CHALLENGE ::
Set the listing down again exactly, please, apart from its pictures.
[Begin STORED DATA]
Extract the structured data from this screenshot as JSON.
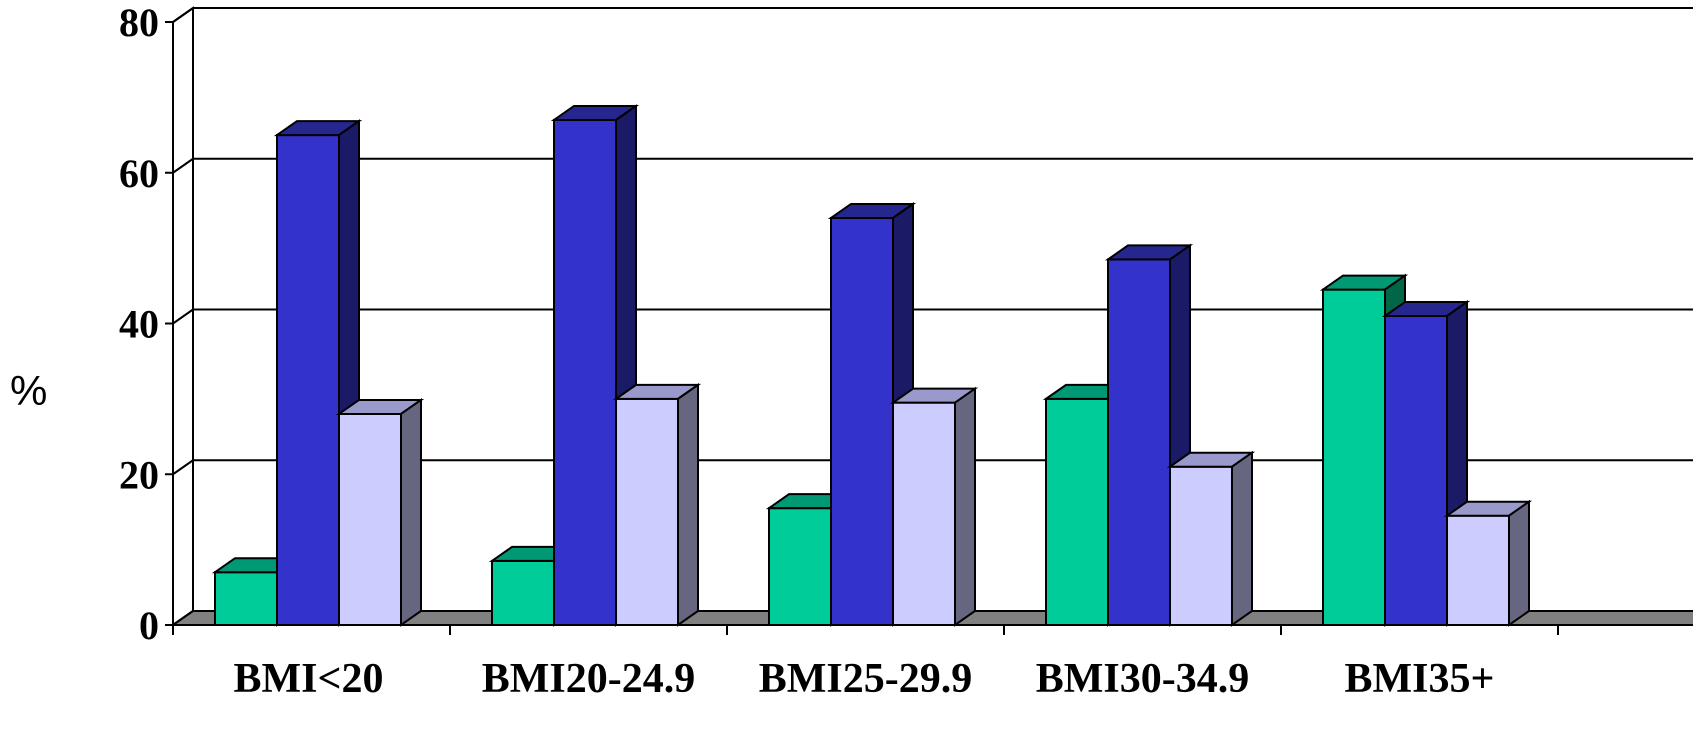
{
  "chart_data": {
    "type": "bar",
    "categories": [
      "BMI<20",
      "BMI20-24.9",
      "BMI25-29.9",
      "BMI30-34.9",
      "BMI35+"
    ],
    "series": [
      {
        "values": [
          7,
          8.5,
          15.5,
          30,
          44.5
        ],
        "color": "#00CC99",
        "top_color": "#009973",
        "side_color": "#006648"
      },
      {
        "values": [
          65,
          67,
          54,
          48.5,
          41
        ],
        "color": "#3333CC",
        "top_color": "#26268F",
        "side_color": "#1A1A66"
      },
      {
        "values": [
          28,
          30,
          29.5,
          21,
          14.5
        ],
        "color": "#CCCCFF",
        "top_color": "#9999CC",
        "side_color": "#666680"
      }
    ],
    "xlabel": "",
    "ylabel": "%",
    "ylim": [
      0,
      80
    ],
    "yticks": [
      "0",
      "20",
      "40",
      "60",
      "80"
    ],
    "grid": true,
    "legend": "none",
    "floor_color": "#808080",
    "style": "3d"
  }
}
[End STORED DATA]
FINISHED ANSWER ::
Extract the structured data from this screenshot as JSON.
{
  "chart_data": {
    "type": "bar",
    "categories": [
      "BMI<20",
      "BMI20-24.9",
      "BMI25-29.9",
      "BMI30-34.9",
      "BMI35+"
    ],
    "series": [
      {
        "values": [
          7,
          8.5,
          15.5,
          30,
          44.5
        ],
        "color": "#00CC99",
        "top_color": "#009973",
        "side_color": "#006648"
      },
      {
        "values": [
          65,
          67,
          54,
          48.5,
          41
        ],
        "color": "#3333CC",
        "top_color": "#26268F",
        "side_color": "#1A1A66"
      },
      {
        "values": [
          28,
          30,
          29.5,
          21,
          14.5
        ],
        "color": "#CCCCFF",
        "top_color": "#9999CC",
        "side_color": "#666680"
      }
    ],
    "xlabel": "",
    "ylabel": "%",
    "ylim": [
      0,
      80
    ],
    "yticks": [
      "0",
      "20",
      "40",
      "60",
      "80"
    ],
    "grid": true,
    "legend": "none",
    "floor_color": "#808080",
    "style": "3d"
  }
}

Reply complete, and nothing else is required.